| Records for this exercise |

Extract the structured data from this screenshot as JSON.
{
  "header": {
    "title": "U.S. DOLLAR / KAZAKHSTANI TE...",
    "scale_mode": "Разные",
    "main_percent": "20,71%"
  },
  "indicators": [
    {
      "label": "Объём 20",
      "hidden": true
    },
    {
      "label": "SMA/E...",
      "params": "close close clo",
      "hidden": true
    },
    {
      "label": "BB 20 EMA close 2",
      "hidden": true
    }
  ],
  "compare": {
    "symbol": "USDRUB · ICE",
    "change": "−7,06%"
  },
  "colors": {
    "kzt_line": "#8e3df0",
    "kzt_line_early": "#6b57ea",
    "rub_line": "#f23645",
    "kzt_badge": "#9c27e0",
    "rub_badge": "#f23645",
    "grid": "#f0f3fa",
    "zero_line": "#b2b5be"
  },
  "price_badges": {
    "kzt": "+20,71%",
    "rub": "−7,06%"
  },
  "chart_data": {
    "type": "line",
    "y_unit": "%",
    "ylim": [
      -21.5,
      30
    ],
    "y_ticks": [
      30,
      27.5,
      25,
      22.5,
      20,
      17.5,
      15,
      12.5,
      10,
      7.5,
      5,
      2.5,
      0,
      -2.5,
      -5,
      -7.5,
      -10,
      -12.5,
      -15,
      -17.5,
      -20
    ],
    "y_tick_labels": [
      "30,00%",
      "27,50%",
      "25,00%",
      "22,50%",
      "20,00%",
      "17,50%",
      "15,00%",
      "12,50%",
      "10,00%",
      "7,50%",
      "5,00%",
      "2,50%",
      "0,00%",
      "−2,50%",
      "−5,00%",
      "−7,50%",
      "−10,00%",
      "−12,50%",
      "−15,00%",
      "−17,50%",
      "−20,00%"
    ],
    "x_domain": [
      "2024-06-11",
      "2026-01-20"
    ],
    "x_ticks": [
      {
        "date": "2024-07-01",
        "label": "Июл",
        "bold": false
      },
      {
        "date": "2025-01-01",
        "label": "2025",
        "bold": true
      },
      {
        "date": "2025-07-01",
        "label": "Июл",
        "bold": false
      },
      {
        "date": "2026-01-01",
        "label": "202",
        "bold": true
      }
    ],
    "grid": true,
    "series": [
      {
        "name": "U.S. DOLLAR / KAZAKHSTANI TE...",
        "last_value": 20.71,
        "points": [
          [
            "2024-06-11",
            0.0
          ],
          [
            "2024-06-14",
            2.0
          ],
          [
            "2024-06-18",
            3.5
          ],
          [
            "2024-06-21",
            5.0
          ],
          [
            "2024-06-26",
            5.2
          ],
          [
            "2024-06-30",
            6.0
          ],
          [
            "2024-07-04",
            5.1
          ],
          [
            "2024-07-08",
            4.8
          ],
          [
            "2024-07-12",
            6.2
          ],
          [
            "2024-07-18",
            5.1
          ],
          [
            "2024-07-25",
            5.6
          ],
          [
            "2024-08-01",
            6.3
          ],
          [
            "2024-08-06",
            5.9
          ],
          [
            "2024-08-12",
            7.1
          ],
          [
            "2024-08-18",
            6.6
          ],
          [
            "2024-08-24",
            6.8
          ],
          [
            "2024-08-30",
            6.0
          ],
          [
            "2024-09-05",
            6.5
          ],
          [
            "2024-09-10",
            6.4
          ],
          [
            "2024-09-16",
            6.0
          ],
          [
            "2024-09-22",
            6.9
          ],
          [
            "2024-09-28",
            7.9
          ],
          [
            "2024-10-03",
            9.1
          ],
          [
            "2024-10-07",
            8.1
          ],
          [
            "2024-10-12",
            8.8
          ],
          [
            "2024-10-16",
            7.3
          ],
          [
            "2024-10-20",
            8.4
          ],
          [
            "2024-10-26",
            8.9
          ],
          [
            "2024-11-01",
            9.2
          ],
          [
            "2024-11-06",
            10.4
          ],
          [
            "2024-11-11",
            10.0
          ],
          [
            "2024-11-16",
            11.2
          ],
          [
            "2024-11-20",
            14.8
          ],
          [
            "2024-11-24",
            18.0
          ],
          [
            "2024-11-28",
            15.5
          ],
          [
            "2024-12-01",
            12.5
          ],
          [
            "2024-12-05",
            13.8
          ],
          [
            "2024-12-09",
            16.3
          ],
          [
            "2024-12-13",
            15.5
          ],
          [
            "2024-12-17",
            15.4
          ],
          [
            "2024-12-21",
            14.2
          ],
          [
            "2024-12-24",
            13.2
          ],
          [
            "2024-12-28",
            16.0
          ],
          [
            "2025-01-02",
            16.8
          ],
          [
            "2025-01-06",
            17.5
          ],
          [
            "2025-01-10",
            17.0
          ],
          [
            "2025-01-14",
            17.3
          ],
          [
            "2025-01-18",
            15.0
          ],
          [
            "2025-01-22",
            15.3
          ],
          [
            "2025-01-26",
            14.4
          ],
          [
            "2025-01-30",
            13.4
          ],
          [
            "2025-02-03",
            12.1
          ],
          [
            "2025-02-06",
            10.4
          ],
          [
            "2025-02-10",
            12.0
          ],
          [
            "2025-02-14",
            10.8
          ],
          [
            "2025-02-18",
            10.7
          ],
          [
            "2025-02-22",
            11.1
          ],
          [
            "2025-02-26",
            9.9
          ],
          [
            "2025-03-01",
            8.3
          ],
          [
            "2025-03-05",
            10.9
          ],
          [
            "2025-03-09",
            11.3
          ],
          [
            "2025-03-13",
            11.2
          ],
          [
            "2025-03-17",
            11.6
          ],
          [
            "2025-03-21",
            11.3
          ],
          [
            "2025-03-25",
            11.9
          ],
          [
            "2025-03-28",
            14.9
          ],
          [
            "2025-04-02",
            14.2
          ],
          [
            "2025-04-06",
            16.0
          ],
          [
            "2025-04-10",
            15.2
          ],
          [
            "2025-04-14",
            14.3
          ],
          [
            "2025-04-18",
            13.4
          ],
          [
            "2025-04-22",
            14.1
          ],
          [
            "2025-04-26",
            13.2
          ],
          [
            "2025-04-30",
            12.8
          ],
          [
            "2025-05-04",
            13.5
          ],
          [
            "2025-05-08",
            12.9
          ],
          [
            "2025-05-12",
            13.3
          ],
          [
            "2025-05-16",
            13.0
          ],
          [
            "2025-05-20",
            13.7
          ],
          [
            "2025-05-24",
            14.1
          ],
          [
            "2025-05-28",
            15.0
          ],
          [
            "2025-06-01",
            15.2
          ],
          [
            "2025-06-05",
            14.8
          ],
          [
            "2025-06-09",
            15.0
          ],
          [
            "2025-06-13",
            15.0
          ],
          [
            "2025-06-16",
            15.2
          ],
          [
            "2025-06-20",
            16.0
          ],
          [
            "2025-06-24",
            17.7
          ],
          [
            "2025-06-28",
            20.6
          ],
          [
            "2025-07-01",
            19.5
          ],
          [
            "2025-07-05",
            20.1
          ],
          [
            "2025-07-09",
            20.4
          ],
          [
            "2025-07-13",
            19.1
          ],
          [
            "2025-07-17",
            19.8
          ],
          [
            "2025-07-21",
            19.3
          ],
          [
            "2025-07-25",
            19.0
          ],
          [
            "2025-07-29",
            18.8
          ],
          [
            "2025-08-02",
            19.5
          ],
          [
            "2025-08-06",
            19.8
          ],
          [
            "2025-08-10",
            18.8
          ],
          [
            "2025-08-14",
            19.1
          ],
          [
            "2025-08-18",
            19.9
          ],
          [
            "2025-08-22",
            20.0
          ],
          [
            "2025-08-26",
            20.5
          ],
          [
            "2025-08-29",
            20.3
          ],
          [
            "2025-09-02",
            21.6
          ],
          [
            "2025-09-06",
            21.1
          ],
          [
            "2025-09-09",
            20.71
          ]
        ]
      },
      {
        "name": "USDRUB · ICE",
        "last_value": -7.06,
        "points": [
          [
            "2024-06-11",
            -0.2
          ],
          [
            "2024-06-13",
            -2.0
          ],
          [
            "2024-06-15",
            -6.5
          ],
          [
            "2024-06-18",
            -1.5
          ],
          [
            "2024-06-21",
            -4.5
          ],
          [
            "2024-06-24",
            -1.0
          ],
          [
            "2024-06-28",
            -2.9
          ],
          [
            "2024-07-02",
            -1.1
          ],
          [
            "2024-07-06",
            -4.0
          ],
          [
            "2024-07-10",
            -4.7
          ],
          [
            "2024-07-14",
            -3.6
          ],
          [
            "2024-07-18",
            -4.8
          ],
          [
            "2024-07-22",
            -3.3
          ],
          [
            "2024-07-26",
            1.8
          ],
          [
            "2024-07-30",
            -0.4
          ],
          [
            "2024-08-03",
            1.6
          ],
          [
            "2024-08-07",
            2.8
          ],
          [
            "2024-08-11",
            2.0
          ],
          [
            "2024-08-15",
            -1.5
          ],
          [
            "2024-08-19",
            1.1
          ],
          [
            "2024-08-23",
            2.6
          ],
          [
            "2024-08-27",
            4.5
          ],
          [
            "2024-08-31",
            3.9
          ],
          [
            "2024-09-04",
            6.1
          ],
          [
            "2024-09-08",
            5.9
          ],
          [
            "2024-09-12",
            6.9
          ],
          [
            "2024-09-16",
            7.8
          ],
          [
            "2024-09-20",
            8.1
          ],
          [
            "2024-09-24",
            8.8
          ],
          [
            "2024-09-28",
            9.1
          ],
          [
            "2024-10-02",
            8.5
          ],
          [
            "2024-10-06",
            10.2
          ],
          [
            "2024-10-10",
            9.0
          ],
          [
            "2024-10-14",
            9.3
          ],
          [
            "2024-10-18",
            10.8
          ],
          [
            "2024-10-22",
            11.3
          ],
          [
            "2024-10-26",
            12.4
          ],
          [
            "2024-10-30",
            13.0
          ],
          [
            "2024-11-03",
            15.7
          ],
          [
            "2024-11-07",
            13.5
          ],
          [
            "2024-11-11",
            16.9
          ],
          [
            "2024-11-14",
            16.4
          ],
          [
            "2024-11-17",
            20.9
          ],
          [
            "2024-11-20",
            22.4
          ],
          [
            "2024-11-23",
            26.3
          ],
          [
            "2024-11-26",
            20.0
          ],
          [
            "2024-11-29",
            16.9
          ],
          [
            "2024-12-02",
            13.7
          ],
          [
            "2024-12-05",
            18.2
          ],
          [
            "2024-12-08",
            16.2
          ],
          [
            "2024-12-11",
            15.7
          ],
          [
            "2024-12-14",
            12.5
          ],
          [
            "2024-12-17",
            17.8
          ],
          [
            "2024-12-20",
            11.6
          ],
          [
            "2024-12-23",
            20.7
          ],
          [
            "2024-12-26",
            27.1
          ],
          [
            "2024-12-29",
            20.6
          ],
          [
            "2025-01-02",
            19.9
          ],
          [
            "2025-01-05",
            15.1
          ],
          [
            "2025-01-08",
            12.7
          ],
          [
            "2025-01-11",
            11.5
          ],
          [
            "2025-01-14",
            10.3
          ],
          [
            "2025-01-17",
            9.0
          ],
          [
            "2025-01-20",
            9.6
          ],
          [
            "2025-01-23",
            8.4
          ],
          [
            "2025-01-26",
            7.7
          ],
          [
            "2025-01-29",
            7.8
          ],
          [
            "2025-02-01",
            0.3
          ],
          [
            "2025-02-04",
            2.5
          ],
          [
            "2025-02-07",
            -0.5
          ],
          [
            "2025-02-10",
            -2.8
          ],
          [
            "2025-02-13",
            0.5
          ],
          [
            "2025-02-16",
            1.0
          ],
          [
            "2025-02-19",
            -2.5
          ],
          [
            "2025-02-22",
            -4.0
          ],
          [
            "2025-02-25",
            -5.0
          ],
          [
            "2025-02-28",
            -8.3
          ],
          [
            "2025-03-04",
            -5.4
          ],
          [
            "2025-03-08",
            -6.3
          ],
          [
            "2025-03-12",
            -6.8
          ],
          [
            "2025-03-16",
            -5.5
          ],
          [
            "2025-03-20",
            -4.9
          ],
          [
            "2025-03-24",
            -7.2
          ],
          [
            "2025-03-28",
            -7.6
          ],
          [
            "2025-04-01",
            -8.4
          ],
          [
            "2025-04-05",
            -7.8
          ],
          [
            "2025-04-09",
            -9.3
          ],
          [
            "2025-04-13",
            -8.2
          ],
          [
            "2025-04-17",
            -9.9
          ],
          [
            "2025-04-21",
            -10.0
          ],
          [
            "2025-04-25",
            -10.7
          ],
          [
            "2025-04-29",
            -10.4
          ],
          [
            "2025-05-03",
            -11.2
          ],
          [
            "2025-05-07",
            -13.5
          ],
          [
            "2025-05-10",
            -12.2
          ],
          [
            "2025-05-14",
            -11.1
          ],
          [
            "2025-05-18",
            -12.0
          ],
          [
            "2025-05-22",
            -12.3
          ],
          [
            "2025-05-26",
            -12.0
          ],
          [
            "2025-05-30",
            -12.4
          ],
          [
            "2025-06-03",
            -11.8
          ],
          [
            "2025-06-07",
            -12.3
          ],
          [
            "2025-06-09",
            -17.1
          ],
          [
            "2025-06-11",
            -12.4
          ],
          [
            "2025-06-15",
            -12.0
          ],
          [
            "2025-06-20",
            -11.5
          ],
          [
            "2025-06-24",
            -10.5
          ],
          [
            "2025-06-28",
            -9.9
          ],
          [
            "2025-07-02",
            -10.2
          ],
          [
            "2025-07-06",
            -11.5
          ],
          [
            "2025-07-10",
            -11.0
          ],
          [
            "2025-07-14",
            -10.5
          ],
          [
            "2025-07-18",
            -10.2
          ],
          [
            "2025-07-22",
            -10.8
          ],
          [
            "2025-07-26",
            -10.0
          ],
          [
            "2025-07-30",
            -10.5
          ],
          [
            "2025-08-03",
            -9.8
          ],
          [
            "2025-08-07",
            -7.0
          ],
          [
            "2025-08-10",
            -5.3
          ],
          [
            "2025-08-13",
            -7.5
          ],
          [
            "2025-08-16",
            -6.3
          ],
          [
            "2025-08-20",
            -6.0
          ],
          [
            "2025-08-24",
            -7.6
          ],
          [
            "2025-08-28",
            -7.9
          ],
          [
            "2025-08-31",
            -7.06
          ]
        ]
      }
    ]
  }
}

| Instructions for the task |
Report each line in the data that holds the word "name".

| Response to this task |
        "name": "U.S. DOLLAR / KAZAKHSTANI TE...",
        "name": "USDRUB · ICE",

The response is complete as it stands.